▶ Work to be completed: Review the material and extract every line in which the word "this" occurs.

[Figure record listings]
========================================================================

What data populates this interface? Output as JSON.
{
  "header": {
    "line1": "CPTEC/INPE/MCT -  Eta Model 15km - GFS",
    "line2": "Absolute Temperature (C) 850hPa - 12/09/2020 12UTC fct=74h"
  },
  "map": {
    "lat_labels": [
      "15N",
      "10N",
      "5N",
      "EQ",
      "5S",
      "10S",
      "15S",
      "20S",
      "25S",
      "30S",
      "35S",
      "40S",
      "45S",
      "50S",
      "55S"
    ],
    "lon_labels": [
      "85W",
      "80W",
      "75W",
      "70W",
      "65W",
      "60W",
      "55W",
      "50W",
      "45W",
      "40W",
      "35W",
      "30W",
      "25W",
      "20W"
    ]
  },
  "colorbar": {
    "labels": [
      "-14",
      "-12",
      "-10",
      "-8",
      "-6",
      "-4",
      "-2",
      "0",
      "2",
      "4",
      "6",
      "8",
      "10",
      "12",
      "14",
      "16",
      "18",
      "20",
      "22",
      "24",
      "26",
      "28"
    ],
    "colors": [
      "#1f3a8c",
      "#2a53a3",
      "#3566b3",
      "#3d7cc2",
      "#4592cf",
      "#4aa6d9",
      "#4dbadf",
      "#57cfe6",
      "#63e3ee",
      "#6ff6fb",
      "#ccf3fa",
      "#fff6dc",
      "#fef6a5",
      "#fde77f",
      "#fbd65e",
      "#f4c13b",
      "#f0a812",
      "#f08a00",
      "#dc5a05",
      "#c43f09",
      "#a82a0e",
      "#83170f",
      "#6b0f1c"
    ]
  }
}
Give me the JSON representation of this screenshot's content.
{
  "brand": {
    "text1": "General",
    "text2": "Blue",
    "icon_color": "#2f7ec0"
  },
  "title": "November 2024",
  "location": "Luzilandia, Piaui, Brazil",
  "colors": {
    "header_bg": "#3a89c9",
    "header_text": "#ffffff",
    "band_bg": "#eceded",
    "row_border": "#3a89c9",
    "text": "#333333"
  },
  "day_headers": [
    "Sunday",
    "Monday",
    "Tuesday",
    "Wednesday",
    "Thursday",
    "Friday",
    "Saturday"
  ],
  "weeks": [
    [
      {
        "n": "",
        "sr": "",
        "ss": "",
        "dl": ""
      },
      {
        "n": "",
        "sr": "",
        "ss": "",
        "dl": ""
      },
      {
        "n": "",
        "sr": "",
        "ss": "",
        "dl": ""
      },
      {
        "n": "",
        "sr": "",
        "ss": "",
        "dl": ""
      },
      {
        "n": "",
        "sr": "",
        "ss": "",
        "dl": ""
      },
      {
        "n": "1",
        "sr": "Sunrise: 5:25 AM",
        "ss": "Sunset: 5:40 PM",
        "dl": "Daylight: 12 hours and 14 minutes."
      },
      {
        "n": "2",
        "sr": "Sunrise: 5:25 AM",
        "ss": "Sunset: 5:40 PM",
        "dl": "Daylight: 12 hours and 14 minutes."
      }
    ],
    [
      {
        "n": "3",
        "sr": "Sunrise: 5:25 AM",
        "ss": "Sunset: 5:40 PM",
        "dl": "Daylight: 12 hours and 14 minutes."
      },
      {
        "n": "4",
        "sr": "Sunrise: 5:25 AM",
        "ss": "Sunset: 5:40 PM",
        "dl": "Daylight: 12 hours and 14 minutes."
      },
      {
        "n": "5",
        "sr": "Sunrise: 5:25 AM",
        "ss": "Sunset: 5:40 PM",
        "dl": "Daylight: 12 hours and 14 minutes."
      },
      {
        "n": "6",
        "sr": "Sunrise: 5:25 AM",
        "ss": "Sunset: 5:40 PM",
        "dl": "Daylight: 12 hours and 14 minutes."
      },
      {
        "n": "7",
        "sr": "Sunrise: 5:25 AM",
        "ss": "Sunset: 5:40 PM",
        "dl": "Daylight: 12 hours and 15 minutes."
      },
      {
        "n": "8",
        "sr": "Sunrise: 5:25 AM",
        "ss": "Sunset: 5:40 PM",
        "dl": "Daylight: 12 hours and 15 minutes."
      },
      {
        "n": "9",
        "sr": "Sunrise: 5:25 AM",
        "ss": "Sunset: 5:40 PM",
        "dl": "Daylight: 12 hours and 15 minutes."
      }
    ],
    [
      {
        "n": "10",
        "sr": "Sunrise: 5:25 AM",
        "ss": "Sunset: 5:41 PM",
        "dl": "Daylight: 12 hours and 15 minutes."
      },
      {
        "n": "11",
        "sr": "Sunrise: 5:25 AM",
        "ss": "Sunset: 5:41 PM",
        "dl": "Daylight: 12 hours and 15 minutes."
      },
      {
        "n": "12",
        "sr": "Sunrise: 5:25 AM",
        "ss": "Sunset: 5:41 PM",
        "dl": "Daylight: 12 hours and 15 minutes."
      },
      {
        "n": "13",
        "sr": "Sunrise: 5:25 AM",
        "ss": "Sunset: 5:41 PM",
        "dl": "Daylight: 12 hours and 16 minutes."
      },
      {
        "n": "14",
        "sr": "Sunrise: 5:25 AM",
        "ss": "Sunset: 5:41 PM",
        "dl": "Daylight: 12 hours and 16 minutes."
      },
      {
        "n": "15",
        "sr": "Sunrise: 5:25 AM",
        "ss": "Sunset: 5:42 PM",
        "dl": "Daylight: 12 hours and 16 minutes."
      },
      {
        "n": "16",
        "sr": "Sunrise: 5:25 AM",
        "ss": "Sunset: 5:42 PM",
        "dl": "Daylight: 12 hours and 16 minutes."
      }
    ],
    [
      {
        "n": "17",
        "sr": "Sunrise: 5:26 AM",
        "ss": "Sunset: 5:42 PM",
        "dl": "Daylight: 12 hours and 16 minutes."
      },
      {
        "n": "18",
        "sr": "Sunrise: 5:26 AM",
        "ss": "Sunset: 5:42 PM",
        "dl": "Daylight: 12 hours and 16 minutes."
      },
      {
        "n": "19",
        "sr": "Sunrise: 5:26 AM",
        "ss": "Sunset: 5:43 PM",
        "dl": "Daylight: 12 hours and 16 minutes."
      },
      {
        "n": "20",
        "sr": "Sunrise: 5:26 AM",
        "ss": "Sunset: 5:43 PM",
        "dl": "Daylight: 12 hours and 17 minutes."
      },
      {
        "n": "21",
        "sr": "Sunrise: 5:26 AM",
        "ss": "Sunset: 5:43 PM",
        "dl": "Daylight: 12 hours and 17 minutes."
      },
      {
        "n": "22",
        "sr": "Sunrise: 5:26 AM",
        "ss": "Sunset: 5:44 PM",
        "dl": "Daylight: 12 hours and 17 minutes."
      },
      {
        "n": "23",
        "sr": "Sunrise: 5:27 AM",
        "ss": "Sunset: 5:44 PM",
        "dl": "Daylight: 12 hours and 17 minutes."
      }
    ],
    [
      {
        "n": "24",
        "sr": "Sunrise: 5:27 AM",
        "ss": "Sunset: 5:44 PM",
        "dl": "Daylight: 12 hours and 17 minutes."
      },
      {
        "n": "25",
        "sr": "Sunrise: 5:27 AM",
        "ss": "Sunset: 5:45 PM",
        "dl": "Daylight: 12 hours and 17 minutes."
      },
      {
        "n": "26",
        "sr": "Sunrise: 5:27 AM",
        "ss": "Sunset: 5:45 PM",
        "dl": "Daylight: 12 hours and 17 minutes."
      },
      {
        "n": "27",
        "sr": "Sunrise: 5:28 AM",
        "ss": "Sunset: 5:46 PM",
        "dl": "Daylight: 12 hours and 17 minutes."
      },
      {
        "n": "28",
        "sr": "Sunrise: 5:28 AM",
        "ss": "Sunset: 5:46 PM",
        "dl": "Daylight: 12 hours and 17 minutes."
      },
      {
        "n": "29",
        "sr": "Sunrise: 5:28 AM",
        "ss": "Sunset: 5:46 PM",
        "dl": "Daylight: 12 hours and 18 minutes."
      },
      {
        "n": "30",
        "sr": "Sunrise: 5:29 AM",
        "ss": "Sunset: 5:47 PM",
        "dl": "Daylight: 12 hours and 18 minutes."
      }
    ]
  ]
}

========================================================================

▶ Reply:
What data populates this interface? Output as JSON.
Give me the JSON representation of this screenshot's content.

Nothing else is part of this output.